#### Records supplied
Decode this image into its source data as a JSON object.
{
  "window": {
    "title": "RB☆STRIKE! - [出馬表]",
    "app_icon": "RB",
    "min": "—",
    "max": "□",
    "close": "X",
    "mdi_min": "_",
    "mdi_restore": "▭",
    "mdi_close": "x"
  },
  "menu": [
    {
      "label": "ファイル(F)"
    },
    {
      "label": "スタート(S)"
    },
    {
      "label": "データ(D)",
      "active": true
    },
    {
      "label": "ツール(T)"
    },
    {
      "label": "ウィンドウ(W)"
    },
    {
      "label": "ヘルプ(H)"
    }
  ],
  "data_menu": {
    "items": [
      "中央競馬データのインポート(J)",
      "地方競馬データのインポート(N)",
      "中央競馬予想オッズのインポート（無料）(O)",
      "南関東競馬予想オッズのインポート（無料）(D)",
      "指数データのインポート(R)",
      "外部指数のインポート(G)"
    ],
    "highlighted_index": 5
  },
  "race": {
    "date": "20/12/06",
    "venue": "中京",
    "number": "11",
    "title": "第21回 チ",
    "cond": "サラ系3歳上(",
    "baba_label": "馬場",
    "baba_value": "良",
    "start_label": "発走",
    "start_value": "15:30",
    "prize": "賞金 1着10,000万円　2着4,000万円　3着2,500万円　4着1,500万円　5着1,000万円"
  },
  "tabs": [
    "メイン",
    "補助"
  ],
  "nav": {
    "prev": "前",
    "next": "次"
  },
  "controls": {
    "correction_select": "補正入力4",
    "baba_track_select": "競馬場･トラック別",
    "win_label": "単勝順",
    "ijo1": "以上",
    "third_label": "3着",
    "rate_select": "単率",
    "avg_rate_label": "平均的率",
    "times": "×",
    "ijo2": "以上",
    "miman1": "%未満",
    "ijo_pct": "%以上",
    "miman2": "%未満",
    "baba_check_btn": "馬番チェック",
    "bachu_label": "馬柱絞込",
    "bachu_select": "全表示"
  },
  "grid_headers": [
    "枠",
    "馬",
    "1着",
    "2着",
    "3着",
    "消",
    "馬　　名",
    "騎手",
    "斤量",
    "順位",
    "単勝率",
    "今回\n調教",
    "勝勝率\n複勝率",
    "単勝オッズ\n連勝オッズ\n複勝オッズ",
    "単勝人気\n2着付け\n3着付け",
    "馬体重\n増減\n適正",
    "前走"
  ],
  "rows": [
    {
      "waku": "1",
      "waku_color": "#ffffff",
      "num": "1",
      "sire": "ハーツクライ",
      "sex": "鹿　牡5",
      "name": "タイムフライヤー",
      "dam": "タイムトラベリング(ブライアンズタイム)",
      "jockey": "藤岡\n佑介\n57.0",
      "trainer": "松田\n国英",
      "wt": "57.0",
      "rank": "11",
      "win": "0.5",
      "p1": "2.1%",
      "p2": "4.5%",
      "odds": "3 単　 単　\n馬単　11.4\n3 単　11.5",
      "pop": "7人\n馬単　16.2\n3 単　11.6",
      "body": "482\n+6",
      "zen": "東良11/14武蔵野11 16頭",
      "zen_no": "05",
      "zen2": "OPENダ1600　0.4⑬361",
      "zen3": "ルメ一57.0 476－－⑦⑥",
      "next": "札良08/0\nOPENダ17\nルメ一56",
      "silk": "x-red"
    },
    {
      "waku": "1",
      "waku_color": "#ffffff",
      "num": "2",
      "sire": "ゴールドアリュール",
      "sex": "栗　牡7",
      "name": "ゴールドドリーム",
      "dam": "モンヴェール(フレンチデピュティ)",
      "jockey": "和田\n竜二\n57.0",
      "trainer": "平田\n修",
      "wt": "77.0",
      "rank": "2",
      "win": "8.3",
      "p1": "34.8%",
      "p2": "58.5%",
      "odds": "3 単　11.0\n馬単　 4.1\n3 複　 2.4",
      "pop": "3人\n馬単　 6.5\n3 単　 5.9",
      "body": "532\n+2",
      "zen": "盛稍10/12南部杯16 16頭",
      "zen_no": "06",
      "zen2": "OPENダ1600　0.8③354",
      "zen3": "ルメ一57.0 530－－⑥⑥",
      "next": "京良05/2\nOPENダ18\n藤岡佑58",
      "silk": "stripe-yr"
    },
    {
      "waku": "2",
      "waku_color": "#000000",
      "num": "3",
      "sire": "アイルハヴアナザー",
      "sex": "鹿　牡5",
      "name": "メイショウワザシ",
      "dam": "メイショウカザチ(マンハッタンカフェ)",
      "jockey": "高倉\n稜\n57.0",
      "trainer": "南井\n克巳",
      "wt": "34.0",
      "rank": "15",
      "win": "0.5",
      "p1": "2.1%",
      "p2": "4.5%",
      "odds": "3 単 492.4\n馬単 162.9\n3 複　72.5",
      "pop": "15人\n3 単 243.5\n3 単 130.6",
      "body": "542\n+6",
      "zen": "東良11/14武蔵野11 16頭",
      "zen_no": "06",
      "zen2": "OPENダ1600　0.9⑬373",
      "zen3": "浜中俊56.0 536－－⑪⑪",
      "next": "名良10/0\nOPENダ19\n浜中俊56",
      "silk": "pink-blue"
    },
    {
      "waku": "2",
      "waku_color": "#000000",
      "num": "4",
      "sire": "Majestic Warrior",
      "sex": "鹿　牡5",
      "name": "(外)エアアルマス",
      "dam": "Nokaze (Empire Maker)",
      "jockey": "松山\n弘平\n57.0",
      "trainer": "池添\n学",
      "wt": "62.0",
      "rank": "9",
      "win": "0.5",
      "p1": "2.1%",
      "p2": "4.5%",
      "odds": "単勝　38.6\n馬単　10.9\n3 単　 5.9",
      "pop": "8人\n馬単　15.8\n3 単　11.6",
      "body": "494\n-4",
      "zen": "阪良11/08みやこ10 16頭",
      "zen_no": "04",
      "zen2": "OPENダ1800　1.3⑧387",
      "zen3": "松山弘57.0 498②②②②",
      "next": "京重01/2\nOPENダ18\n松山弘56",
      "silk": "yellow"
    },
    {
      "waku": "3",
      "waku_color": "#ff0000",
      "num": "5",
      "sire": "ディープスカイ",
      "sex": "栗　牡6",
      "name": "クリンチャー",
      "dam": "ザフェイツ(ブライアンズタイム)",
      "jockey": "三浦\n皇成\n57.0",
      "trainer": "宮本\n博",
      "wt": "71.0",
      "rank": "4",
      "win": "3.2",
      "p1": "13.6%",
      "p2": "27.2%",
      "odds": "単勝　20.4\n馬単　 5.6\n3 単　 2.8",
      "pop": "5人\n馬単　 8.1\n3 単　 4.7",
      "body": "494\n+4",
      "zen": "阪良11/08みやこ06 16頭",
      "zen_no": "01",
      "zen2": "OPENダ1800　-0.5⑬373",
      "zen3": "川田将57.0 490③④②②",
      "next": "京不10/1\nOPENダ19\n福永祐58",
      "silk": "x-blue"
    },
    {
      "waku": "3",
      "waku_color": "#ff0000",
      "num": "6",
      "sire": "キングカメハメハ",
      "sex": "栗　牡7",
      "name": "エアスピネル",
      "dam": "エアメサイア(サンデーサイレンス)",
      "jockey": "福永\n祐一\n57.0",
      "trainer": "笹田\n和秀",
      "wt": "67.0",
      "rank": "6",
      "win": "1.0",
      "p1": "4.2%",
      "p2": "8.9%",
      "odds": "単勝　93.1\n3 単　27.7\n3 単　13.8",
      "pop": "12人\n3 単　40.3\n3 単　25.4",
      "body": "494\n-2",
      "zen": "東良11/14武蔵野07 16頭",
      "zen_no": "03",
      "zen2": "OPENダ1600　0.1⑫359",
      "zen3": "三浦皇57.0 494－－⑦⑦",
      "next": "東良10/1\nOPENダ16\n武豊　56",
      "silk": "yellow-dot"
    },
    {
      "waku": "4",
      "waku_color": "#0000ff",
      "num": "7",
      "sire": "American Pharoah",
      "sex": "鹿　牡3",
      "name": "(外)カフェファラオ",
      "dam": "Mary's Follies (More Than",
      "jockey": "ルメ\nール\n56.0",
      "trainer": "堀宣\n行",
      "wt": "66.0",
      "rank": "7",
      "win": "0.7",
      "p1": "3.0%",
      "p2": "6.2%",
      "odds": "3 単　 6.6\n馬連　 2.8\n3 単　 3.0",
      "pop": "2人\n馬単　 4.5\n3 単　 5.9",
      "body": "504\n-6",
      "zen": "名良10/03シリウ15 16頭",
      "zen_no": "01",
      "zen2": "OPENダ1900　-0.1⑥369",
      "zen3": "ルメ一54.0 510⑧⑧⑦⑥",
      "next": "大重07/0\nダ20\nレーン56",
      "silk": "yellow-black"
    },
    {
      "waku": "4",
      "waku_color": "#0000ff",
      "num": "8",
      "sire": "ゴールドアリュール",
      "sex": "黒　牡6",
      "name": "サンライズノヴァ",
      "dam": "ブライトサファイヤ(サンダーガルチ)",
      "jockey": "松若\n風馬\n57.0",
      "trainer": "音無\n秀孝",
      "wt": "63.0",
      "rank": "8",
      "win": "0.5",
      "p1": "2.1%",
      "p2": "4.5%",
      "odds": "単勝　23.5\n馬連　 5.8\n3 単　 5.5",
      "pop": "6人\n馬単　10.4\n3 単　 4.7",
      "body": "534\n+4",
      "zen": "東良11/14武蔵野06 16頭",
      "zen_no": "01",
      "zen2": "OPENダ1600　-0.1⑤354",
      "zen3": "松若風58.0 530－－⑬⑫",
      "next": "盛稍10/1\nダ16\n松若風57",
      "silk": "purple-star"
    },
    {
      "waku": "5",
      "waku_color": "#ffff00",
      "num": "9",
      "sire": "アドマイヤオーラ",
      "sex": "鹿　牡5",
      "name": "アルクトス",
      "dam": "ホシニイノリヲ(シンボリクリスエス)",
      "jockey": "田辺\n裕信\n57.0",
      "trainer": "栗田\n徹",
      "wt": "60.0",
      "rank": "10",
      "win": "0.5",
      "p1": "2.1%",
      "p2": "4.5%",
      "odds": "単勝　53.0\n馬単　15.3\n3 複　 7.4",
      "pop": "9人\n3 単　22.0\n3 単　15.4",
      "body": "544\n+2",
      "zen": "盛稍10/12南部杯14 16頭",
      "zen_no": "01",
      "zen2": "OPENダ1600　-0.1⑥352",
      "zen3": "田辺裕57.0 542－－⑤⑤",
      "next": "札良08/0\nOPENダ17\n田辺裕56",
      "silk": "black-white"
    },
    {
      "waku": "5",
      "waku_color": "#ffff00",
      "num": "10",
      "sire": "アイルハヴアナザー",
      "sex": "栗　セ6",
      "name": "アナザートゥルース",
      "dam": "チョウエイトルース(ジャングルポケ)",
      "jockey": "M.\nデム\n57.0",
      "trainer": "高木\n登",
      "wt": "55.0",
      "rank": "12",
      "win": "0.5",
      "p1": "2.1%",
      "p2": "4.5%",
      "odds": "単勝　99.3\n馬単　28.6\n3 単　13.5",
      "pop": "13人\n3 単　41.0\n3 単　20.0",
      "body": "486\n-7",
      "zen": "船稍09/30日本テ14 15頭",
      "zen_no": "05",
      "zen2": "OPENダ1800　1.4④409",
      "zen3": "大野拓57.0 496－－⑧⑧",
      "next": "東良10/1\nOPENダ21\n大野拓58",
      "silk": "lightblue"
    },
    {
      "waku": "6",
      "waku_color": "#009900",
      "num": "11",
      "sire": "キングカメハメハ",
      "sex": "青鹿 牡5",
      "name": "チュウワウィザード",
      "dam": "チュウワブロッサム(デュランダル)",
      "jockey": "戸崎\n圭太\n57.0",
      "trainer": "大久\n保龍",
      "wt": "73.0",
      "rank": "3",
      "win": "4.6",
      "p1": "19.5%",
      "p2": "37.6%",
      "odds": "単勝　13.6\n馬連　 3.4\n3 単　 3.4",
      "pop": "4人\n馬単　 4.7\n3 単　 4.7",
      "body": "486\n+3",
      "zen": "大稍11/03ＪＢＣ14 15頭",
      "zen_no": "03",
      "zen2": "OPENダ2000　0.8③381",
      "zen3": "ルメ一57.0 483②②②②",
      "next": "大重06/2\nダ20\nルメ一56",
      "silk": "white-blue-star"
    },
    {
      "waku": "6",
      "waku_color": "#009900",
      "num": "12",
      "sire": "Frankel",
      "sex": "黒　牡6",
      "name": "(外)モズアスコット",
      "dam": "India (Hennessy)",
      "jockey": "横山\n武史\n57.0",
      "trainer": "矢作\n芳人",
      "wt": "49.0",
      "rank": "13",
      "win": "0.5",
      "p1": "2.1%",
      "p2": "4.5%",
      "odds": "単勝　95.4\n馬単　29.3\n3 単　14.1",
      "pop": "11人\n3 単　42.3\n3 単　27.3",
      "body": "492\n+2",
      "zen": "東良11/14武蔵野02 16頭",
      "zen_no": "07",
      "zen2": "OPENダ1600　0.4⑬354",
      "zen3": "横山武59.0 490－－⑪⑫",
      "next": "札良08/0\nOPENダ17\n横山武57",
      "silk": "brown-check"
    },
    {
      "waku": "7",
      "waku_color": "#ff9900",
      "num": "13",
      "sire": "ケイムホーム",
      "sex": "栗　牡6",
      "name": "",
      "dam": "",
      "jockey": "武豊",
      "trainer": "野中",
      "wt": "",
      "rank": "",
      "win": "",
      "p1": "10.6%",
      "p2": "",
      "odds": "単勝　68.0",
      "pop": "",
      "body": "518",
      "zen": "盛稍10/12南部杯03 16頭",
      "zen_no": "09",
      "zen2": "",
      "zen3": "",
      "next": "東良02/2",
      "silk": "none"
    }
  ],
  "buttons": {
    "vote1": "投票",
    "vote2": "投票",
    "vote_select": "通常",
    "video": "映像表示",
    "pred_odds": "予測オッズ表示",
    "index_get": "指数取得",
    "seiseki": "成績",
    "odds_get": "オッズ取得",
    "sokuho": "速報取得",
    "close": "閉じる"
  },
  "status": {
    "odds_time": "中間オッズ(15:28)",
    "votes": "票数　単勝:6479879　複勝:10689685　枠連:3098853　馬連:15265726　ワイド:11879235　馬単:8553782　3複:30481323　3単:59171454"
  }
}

#### What to produce
Above are entries; state the number of lines among them that contain "yellow", and nothing else.

#### Answer to the exercise
3